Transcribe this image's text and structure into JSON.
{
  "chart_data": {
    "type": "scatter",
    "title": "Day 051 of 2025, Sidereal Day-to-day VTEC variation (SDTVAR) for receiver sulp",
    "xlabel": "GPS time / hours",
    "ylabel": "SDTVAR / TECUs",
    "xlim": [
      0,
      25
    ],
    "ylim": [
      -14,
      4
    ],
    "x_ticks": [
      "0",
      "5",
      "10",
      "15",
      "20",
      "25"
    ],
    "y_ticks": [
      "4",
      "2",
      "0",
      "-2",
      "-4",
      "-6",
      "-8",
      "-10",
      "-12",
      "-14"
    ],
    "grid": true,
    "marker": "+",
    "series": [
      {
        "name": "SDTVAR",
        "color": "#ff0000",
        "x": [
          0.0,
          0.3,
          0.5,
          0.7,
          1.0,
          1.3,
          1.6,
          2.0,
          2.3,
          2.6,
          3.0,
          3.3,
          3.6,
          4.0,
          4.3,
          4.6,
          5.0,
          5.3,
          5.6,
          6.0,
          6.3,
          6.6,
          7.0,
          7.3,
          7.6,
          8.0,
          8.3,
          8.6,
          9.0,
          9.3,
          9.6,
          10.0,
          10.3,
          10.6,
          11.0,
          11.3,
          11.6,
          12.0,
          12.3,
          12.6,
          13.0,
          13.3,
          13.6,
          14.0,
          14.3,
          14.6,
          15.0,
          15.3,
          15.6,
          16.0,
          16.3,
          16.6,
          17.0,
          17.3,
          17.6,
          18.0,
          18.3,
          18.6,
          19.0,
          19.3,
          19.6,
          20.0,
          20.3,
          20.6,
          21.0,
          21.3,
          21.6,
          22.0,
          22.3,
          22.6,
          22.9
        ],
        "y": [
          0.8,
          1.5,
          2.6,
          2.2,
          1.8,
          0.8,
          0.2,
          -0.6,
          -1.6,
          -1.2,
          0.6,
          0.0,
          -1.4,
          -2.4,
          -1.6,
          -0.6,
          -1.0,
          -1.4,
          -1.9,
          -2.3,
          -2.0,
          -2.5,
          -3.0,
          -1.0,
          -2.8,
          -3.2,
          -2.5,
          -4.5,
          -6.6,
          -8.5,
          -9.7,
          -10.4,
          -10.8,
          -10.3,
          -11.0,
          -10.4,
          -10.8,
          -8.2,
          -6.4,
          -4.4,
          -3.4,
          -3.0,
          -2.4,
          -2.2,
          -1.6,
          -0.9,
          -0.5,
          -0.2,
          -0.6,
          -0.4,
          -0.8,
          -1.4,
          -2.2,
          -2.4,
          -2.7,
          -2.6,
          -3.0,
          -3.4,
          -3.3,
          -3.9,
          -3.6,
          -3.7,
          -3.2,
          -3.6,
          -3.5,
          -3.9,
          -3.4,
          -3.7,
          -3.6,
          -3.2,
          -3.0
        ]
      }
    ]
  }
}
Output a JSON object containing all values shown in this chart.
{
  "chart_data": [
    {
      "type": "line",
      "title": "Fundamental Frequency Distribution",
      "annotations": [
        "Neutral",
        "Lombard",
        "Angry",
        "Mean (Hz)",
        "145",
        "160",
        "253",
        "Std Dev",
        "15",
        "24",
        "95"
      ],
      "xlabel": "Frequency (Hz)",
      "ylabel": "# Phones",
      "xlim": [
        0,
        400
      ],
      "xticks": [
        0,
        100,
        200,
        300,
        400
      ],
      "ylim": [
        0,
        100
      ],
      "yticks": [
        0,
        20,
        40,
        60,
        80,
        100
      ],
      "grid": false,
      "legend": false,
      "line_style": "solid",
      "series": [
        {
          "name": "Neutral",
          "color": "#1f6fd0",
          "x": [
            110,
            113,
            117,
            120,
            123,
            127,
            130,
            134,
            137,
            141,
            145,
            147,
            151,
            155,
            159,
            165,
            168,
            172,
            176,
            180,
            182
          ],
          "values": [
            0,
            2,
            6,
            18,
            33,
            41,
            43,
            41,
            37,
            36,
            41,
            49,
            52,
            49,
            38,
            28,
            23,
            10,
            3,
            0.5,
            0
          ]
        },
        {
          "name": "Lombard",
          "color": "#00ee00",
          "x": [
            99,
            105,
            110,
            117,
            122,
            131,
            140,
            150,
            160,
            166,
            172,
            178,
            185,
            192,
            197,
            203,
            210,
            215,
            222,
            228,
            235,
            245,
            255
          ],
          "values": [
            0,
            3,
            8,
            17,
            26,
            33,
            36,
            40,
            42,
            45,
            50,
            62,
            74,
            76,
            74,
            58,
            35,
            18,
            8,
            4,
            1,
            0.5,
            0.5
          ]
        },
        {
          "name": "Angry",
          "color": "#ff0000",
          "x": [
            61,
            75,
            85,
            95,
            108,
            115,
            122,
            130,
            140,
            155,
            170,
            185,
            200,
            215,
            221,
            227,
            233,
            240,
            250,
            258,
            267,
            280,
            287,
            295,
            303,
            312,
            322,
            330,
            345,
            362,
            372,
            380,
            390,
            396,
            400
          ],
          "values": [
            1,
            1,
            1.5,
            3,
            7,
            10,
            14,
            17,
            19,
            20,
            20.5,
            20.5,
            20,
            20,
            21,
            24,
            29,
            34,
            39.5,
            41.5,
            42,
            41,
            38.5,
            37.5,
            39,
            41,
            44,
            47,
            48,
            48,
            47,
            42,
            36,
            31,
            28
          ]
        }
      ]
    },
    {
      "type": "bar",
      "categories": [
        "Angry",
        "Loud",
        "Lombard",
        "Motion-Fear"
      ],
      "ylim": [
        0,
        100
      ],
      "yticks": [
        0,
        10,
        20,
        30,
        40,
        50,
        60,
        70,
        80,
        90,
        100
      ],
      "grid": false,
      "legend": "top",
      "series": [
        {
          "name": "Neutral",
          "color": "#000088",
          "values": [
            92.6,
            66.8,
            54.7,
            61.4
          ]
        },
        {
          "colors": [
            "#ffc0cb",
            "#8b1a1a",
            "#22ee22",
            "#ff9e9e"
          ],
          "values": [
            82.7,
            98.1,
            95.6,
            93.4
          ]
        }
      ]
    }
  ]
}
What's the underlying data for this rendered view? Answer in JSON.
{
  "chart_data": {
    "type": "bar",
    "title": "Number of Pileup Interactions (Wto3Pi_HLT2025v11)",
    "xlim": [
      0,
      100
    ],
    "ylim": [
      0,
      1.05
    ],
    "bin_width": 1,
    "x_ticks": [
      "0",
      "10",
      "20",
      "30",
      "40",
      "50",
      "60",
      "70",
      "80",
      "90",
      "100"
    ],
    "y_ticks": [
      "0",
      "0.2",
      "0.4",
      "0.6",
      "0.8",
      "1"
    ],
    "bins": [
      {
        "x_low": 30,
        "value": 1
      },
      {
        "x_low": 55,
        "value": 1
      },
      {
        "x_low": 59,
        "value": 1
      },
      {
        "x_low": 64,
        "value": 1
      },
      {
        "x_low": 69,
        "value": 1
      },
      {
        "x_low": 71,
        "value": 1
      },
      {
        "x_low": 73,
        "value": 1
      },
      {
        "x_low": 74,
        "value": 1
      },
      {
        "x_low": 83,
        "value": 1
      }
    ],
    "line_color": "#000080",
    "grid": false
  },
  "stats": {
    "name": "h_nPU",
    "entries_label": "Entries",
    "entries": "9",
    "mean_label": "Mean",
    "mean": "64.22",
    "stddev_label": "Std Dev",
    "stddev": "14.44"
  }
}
=-=-=-=-=
The request:
Reproduce all of the material above word for word.

Response below:
Transcribe this image's text and structure into JSON.
{
  "chart_data": {
    "type": "scatter",
    "title": "Day 051 of 2025, Sidereal Day-to-day VTEC variation (SDTVAR) for receiver sulp",
    "xlabel": "GPS time / hours",
    "ylabel": "SDTVAR / TECUs",
    "xlim": [
      0,
      25
    ],
    "ylim": [
      -14,
      4
    ],
    "x_ticks": [
      "0",
      "5",
      "10",
      "15",
      "20",
      "25"
    ],
    "y_ticks": [
      "4",
      "2",
      "0",
      "-2",
      "-4",
      "-6",
      "-8",
      "-10",
      "-12",
      "-14"
    ],
    "grid": true,
    "marker": "+",
    "series": [
      {
        "name": "SDTVAR",
        "color": "#ff0000",
        "x": [
          0.0,
          0.3,
          0.5,
          0.7,
          1.0,
          1.3,
          1.6,
          2.0,
          2.3,
          2.6,
          3.0,
          3.3,
          3.6,
          4.0,
          4.3,
          4.6,
          5.0,
          5.3,
          5.6,
          6.0,
          6.3,
          6.6,
          7.0,
          7.3,
          7.6,
          8.0,
          8.3,
          8.6,
          9.0,
          9.3,
          9.6,
          10.0,
          10.3,
          10.6,
          11.0,
          11.3,
          11.6,
          12.0,
          12.3,
          12.6,
          13.0,
          13.3,
          13.6,
          14.0,
          14.3,
          14.6,
          15.0,
          15.3,
          15.6,
          16.0,
          16.3,
          16.6,
          17.0,
          17.3,
          17.6,
          18.0,
          18.3,
          18.6,
          19.0,
          19.3,
          19.6,
          20.0,
          20.3,
          20.6,
          21.0,
          21.3,
          21.6,
          22.0,
          22.3,
          22.6,
          22.9
        ],
        "y": [
          0.8,
          1.5,
          2.6,
          2.2,
          1.8,
          0.8,
          0.2,
          -0.6,
          -1.6,
          -1.2,
          0.6,
          0.0,
          -1.4,
          -2.4,
          -1.6,
          -0.6,
          -1.0,
          -1.4,
          -1.9,
          -2.3,
          -2.0,
          -2.5,
          -3.0,
          -1.0,
          -2.8,
          -3.2,
          -2.5,
          -4.5,
          -6.6,
          -8.5,
          -9.7,
          -10.4,
          -10.8,
          -10.3,
          -11.0,
          -10.4,
          -10.8,
          -8.2,
          -6.4,
          -4.4,
          -3.4,
          -3.0,
          -2.4,
          -2.2,
          -1.6,
          -0.9,
          -0.5,
          -0.2,
          -0.6,
          -0.4,
          -0.8,
          -1.4,
          -2.2,
          -2.4,
          -2.7,
          -2.6,
          -3.0,
          -3.4,
          -3.3,
          -3.9,
          -3.6,
          -3.7,
          -3.2,
          -3.6,
          -3.5,
          -3.9,
          -3.4,
          -3.7,
          -3.6,
          -3.2,
          -3.0
        ]
      }
    ]
  }
}
Output a JSON object containing all values shown in this chart.
{
  "chart_data": [
    {
      "type": "line",
      "title": "Fundamental Frequency Distribution",
      "annotations": [
        "Neutral",
        "Lombard",
        "Angry",
        "Mean (Hz)",
        "145",
        "160",
        "253",
        "Std Dev",
        "15",
        "24",
        "95"
      ],
      "xlabel": "Frequency (Hz)",
      "ylabel": "# Phones",
      "xlim": [
        0,
        400
      ],
      "xticks": [
        0,
        100,
        200,
        300,
        400
      ],
      "ylim": [
        0,
        100
      ],
      "yticks": [
        0,
        20,
        40,
        60,
        80,
        100
      ],
      "grid": false,
      "legend": false,
      "line_style": "solid",
      "series": [
        {
          "name": "Neutral",
          "color": "#1f6fd0",
          "x": [
            110,
            113,
            117,
            120,
            123,
            127,
            130,
            134,
            137,
            141,
            145,
            147,
            151,
            155,
            159,
            165,
            168,
            172,
            176,
            180,
            182
          ],
          "values": [
            0,
            2,
            6,
            18,
            33,
            41,
            43,
            41,
            37,
            36,
            41,
            49,
            52,
            49,
            38,
            28,
            23,
            10,
            3,
            0.5,
            0
          ]
        },
        {
          "name": "Lombard",
          "color": "#00ee00",
          "x": [
            99,
            105,
            110,
            117,
            122,
            131,
            140,
            150,
            160,
            166,
            172,
            178,
            185,
            192,
            197,
            203,
            210,
            215,
            222,
            228,
            235,
            245,
            255
          ],
          "values": [
            0,
            3,
            8,
            17,
            26,
            33,
            36,
            40,
            42,
            45,
            50,
            62,
            74,
            76,
            74,
            58,
            35,
            18,
            8,
            4,
            1,
            0.5,
            0.5
          ]
        },
        {
          "name": "Angry",
          "color": "#ff0000",
          "x": [
            61,
            75,
            85,
            95,
            108,
            115,
            122,
            130,
            140,
            155,
            170,
            185,
            200,
            215,
            221,
            227,
            233,
            240,
            250,
            258,
            267,
            280,
            287,
            295,
            303,
            312,
            322,
            330,
            345,
            362,
            372,
            380,
            390,
            396,
            400
          ],
          "values": [
            1,
            1,
            1.5,
            3,
            7,
            10,
            14,
            17,
            19,
            20,
            20.5,
            20.5,
            20,
            20,
            21,
            24,
            29,
            34,
            39.5,
            41.5,
            42,
            41,
            38.5,
            37.5,
            39,
            41,
            44,
            47,
            48,
            48,
            47,
            42,
            36,
            31,
            28
          ]
        }
      ]
    },
    {
      "type": "bar",
      "categories": [
        "Angry",
        "Loud",
        "Lombard",
        "Motion-Fear"
      ],
      "ylim": [
        0,
        100
      ],
      "yticks": [
        0,
        10,
        20,
        30,
        40,
        50,
        60,
        70,
        80,
        90,
        100
      ],
      "grid": false,
      "legend": "top",
      "series": [
        {
          "name": "Neutral",
          "color": "#000088",
          "values": [
            92.6,
            66.8,
            54.7,
            61.4
          ]
        },
        {
          "colors": [
            "#ffc0cb",
            "#8b1a1a",
            "#22ee22",
            "#ff9e9e"
          ],
          "values": [
            82.7,
            98.1,
            95.6,
            93.4
          ]
        }
      ]
    }
  ]
}
What's the underlying data for this rendered view? Answer in JSON.
{
  "chart_data": {
    "type": "bar",
    "title": "Number of Pileup Interactions (Wto3Pi_HLT2025v11)",
    "xlim": [
      0,
      100
    ],
    "ylim": [
      0,
      1.05
    ],
    "bin_width": 1,
    "x_ticks": [
      "0",
      "10",
      "20",
      "30",
      "40",
      "50",
      "60",
      "70",
      "80",
      "90",
      "100"
    ],
    "y_ticks": [
      "0",
      "0.2",
      "0.4",
      "0.6",
      "0.8",
      "1"
    ],
    "bins": [
      {
        "x_low": 30,
        "value": 1
      },
      {
        "x_low": 55,
        "value": 1
      },
      {
        "x_low": 59,
        "value": 1
      },
      {
        "x_low": 64,
        "value": 1
      },
      {
        "x_low": 69,
        "value": 1
      },
      {
        "x_low": 71,
        "value": 1
      },
      {
        "x_low": 73,
        "value": 1
      },
      {
        "x_low": 74,
        "value": 1
      },
      {
        "x_low": 83,
        "value": 1
      }
    ],
    "line_color": "#000080",
    "grid": false
  },
  "stats": {
    "name": "h_nPU",
    "entries_label": "Entries",
    "entries": "9",
    "mean_label": "Mean",
    "mean": "64.22",
    "stddev_label": "Std Dev",
    "stddev": "14.44"
  }
}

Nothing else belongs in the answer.